-- Start --
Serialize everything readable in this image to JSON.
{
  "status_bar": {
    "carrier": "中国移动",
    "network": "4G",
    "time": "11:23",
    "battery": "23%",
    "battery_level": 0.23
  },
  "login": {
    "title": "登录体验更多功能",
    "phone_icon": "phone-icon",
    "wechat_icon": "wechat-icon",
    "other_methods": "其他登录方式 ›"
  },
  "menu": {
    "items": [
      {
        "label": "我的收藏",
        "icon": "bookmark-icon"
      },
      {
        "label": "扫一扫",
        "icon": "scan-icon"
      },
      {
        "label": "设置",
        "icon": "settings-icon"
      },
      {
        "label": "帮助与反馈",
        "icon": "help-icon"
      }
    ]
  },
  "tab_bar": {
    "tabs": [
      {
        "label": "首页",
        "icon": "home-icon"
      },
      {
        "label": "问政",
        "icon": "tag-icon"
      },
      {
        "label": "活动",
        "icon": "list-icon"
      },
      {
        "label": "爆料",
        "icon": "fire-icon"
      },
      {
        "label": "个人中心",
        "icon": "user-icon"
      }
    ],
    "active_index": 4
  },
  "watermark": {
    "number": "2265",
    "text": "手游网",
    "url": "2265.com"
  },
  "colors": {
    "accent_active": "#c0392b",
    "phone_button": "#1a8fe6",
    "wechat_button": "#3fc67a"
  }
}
-- End --
TASK TO CARRY OUT —
Look above for lines with the word "label" and copy them all.

OUTPUT OF THE EXERCISE —
        "label": "我的收藏",
        "label": "扫一扫",
        "label": "设置",
        "label": "帮助与反馈",
        "label": "首页",
        "label": "问政",
        "label": "活动",
        "label": "爆料",
        "label": "个人中心",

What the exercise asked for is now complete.